Stored records
* * * * * * * * *
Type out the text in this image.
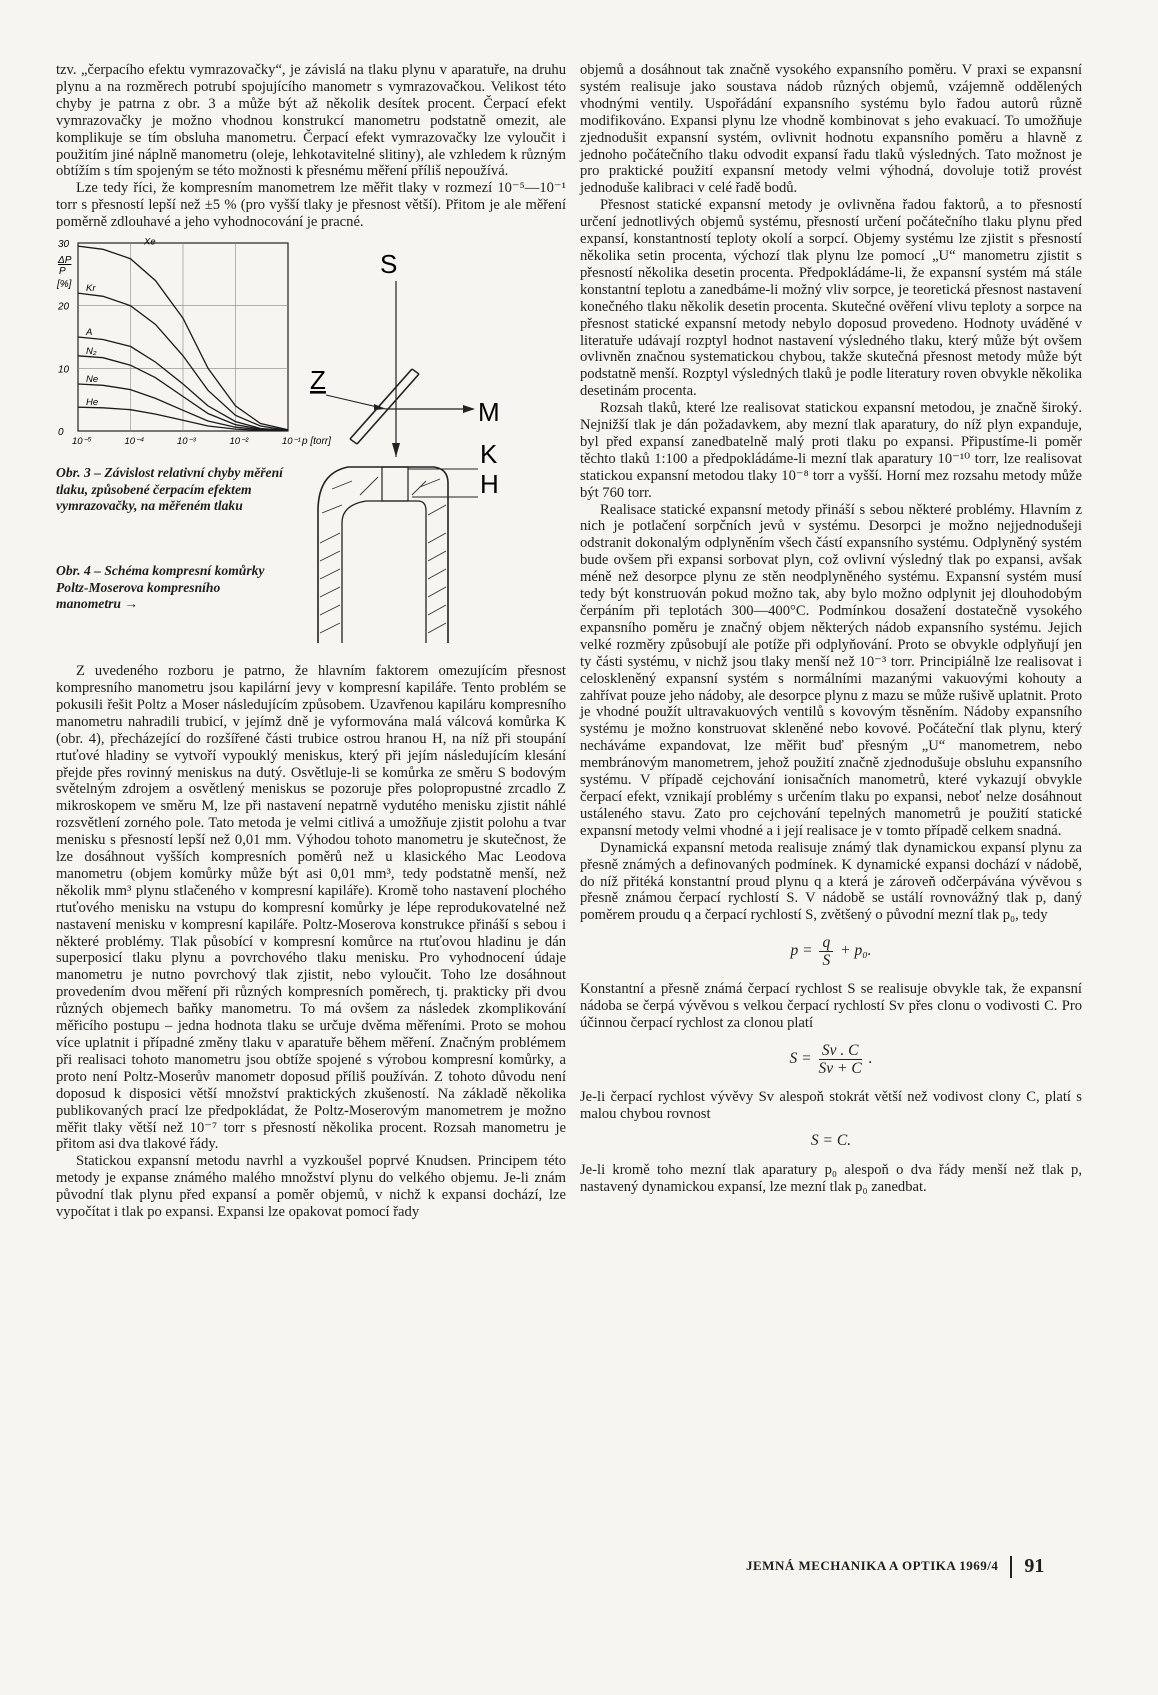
tzv. „čerpacího efektu vymrazovačky“, je závislá na tlaku plynu v aparatuře, na druhu plynu a na rozměrech potrubí spojujícího manometr s vymrazovačkou. Velikost této chyby je patrna z obr. 3 a může být až několik desítek procent. Čerpací efekt vymrazovačky je možno vhodnou konstrukcí manometru podstatně omezit, ale komplikuje se tím obsluha manometru. Čerpací efekt vymrazovačky lze vyloučit i použitím jiné náplně manometru (oleje, lehkotavitelné slitiny), ale vzhledem k různým obtížím s tím spojeným se této možnosti k přesnému měření příliš nepoužívá.

Lze tedy říci, že kompresním manometrem lze měřit tlaky v rozmezí 10⁻⁵—10⁻¹ torr s přesností lepší než ±5 % (pro vyšší tlaky je přesnost větší). Přitom je ale měření poměrně zdlouhavé a jeho vyhodnocování je pracné.

30
20
10
0
ΔP
P
[%]
10⁻⁵	10⁻⁴	10⁻³	10⁻²	10⁻¹ p [torr]
Xe
Kr
A
N₂
Ne
He
S
Z
M
K
H
Obr. 3 – Závislost relativní chyby měření tlaku, způsobené čerpacím efektem vymrazovačky, na měřeném tlaku
Obr. 4 – Schéma kompresní komůrky Poltz-Moserova kompresního manometru →

Z uvedeného rozboru je patrno, že hlavním faktorem omezujícím přesnost kompresního manometru jsou kapilární jevy v kompresní kapiláře. Tento problém se pokusili řešit Poltz a Moser následujícím způsobem. Uzavřenou kapiláru kompresního manometru nahradili trubicí, v jejímž dně je vyformována malá válcová komůrka K (obr. 4), přecházející do rozšířené části trubice ostrou hranou H, na níž při stoupání rtuťové hladiny se vytvoří vypouklý meniskus, který při jejím následujícím klesání přejde přes rovinný meniskus na dutý. Osvětluje-li se komůrka ze směru S bodovým světelným zdrojem a osvětlený meniskus se pozoruje přes polopropustné zrcadlo Z mikroskopem ve směru M, lze při nastavení nepatrně vydutého menisku zjistit náhlé rozsvětlení zorného pole. Tato metoda je velmi citlivá a umožňuje zjistit polohu a tvar menisku s přesností lepší než 0,01 mm. Výhodou tohoto manometru je skutečnost, že lze dosáhnout vyšších kompresních poměrů než u klasického Mac Leodova manometru (objem komůrky může být asi 0,01 mm³, tedy podstatně menší, než několik mm³ plynu stlačeného v kompresní kapiláře). Kromě toho nastavení plochého rtuťového menisku na vstupu do kompresní komůrky je lépe reprodukovatelné než nastavení menisku v kompresní kapiláře. Poltz-Moserova konstrukce přináší s sebou i některé problémy. Tlak působící v kompresní komůrce na rtuťovou hladinu je dán superposicí tlaku plynu a povrchového tlaku menisku. Pro vyhodnocení údaje manometru je nutno povrchový tlak zjistit, nebo vyloučit. Toho lze dosáhnout provedením dvou měření při různých kompresních poměrech, tj. prakticky při dvou různých objemech baňky manometru. To má ovšem za následek zkomplikování měřicího postupu – jedna hodnota tlaku se určuje dvěma měřeními. Proto se mohou více uplatnit i případné změny tlaku v aparatuře během měření. Značným problémem při realisaci tohoto manometru jsou obtíže spojené s výrobou kompresní komůrky, a proto není Poltz-Moserův manometr doposud příliš používán. Z tohoto důvodu není doposud k disposici větší množství praktických zkušeností. Na základě několika publikovaných prací lze předpokládat, že Poltz-Moserovým manometrem je možno měřit tlaky větší než 10⁻⁷ torr s přesností několika procent. Rozsah manometru je přitom asi dva tlakové řády.

Statickou expansní metodu navrhl a vyzkoušel poprvé Knudsen. Principem této metody je expanse známého malého množství plynu do velkého objemu. Je-li znám původní tlak plynu před expansí a poměr objemů, v nichž k expansi dochází, lze vypočítat i tlak po expansi. Expansi lze opakovat pomocí řady

objemů a dosáhnout tak značně vysokého expansního poměru. V praxi se expansní systém realisuje jako soustava nádob různých objemů, vzájemně oddělených vhodnými ventily. Uspořádání expansního systému bylo řadou autorů různě modifikováno. Expansi plynu lze vhodně kombinovat s jeho evakuací. To umožňuje zjednodušit expansní systém, ovlivnit hodnotu expansního poměru a hlavně z jednoho počátečního tlaku odvodit expansí řadu tlaků výsledných. Tato možnost je pro praktické použití expansní metody velmi výhodná, dovoluje totiž provést jednoduše kalibraci v celé řadě bodů.

Přesnost statické expansní metody je ovlivněna řadou faktorů, a to přesností určení jednotlivých objemů systému, přesností určení počátečního tlaku plynu před expansí, konstantností teploty okolí a sorpcí. Objemy systému lze zjistit s přesností několika setin procenta, výchozí tlak plynu lze pomocí „U“ manometru zjistit s přesností několika desetin procenta. Předpokládáme-li, že expansní systém má stále konstantní teplotu a zanedbáme-li možný vliv sorpce, je teoretická přesnost nastavení konečného tlaku několik desetin procenta. Skutečné ověření vlivu teploty a sorpce na přesnost statické expansní metody nebylo doposud provedeno. Hodnoty uváděné v literatuře udávají rozptyl hodnot nastavení výsledného tlaku, který může být ovšem ovlivněn značnou systematickou chybou, takže skutečná přesnost metody může být podstatně menší. Rozptyl výsledných tlaků je podle literatury roven obvykle několika desetinám procenta.

Rozsah tlaků, které lze realisovat statickou expansní metodou, je značně široký. Nejnižší tlak je dán požadavkem, aby mezní tlak aparatury, do níž plyn expanduje, byl před expansí zanedbatelně malý proti tlaku po expansi. Připustíme-li poměr těchto tlaků 1:100 a předpokládáme-li mezní tlak aparatury 10⁻¹⁰ torr, lze realisovat statickou expansní metodou tlaky 10⁻⁸ torr a vyšší. Horní mez rozsahu metody může být 760 torr.

Realisace statické expansní metody přináší s sebou některé problémy. Hlavním z nich je potlačení sorpčních jevů v systému. Desorpci je možno nejjednodušeji odstranit dokonalým odplyněním všech částí expansního systému. Odplyněný systém bude ovšem při expansi sorbovat plyn, což ovlivní výsledný tlak po expansi, avšak méně než desorpce plynu ze stěn neodplyněného systému. Expansní systém musí tedy být konstruován pokud možno tak, aby bylo možno odplynit jej dlouhodobým čerpáním při teplotách 300—400°C. Podmínkou dosažení dostatečně vysokého expansního poměru je značný objem některých nádob expansního systému. Jejich velké rozměry způsobují ale potíže při odplyňování. Proto se obvykle odplyňují jen ty části systému, v nichž jsou tlaky menší než 10⁻³ torr. Principiálně lze realisovat i celoskleněný expansní systém s normálními mazanými vakuovými kohouty a zahřívat pouze jeho nádoby, ale desorpce plynu z mazu se může rušivě uplatnit. Proto je vhodné použít ultravakuových ventilů s kovovým těsněním. Nádoby expansního systému je možno konstruovat skleněné nebo kovové. Počáteční tlak plynu, který necháváme expandovat, lze měřit buď přesným „U“ manometrem, nebo membránovým manometrem, jehož použití značně zjednodušuje obsluhu expansního systému. V případě cejchování ionisačních manometrů, které vykazují obvykle čerpací efekt, vznikají problémy s určením tlaku po expansi, neboť nelze dosáhnout ustáleného stavu. Zato pro cejchování tepelných manometrů je použití statické expansní metody velmi vhodné a i její realisace je v tomto případě celkem snadná.

Dynamická expansní metoda realisuje známý tlak dynamickou expansí plynu za přesně známých a definovaných podmínek. K dynamické expansi dochází v nádobě, do níž přitéká konstantní proud plynu q a která je zároveň odčerpávána vývěvou s přesně známou čerpací rychlostí S. V nádobě se ustálí rovnovážný tlak p, daný poměrem proudu q a čerpací rychlostí S, zvětšený o původní mezní tlak p₀, tedy

$p = \frac{q}{S} + p_0$.

Konstantní a přesně známá čerpací rychlost S se realisuje obvykle tak, že expansní nádoba se čerpá vývěvou s velkou čerpací rychlostí Sv přes clonu o vodivosti C. Pro účinnou čerpací rychlost za clonou platí

$S = \frac{Sv . C}{Sv + C}$ .

Je-li čerpací rychlost vývěvy Sv alespoň stokrát větší než vodivost clony C, platí s malou chybou rovnost

S = C.

Je-li kromě toho mezní tlak aparatury p₀ alespoň o dva řády menší než tlak p, nastavený dynamickou expansí, lze mezní tlak p₀ zanedbat.

JEMNÁ MECHANIKA A OPTIKA 1969/4 91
* * * * * * * * *
◆ Exercise
Which lines contain "kompresního"? Show each of them.

◆ The solution
Obr. 4 – Schéma kompresní komůrky Poltz-Moserova kompresního manometru →
Z uvedeného rozboru je patrno, že hlavním faktorem omezujícím přesnost kompresního manometru jsou kapilární jevy v kompresní kapiláře. Tento problém se pokusili řešit Poltz a Moser následujícím způsobem. Uzavřenou kapiláru kompresního manometru nahradili trubicí, v jejímž dně je vyformována malá válcová komůrka K (obr. 4), přecházející do rozšířené části trubice ostrou hranou H, na níž při stoupání rtuťové hladiny se vytvoří vypouklý meniskus, který při jejím následujícím klesání přejde přes rovinný meniskus na dutý. Osvětluje-li se komůrka ze směru S bodovým světelným zdrojem a osvětlený meniskus se pozoruje přes polopropustné zrcadlo Z mikroskopem ve směru M, lze při nastavení nepatrně vydutého menisku zjistit náhlé rozsvětlení zorného pole. Tato metoda je velmi citlivá a umožňuje zjistit polohu a tvar menisku s přesností lepší než 0,01 mm. Výhodou tohoto manometru je skutečnost, že lze dosáhnout vyšších kompresních poměrů než u klasického Mac Leodova manometru (objem komůrky může být asi 0,01 mm³, tedy podstatně menší, než několik mm³ plynu stlačeného v kompresní kapiláře). Kromě toho nastavení plochého rtuťového menisku na vstupu do kompresní komůrky je lépe reprodukovatelné než nastavení menisku v kompresní kapiláře. Poltz-Moserova konstrukce přináší s sebou i některé problémy. Tlak působící v kompresní komůrce na rtuťovou hladinu je dán superposicí tlaku plynu a povrchového tlaku menisku. Pro vyhodnocení údaje manometru je nutno povrchový tlak zjistit, nebo vyloučit. Toho lze dosáhnout provedením dvou měření při různých kompresních poměrech, tj. prakticky při dvou různých objemech baňky manometru. To má ovšem za následek zkomplikování měřicího postupu – jedna hodnota tlaku se určuje dvěma měřeními. Proto se mohou více uplatnit i případné změny tlaku v aparatuře během měření. Značným problémem při realisaci tohoto manometru jsou obtíže spojené s výrobou kompresní komůrky, a proto není Poltz-Moserův manometr doposud příliš používán. Z tohoto důvodu není doposud k disposici větší množství praktických zkušeností. Na základě několika publikovaných prací lze předpokládat, že Poltz-Moserovým manometrem je možno měřit tlaky větší než 10⁻⁷ torr s přesností několika procent. Rozsah manometru je přitom asi dva tlakové řády.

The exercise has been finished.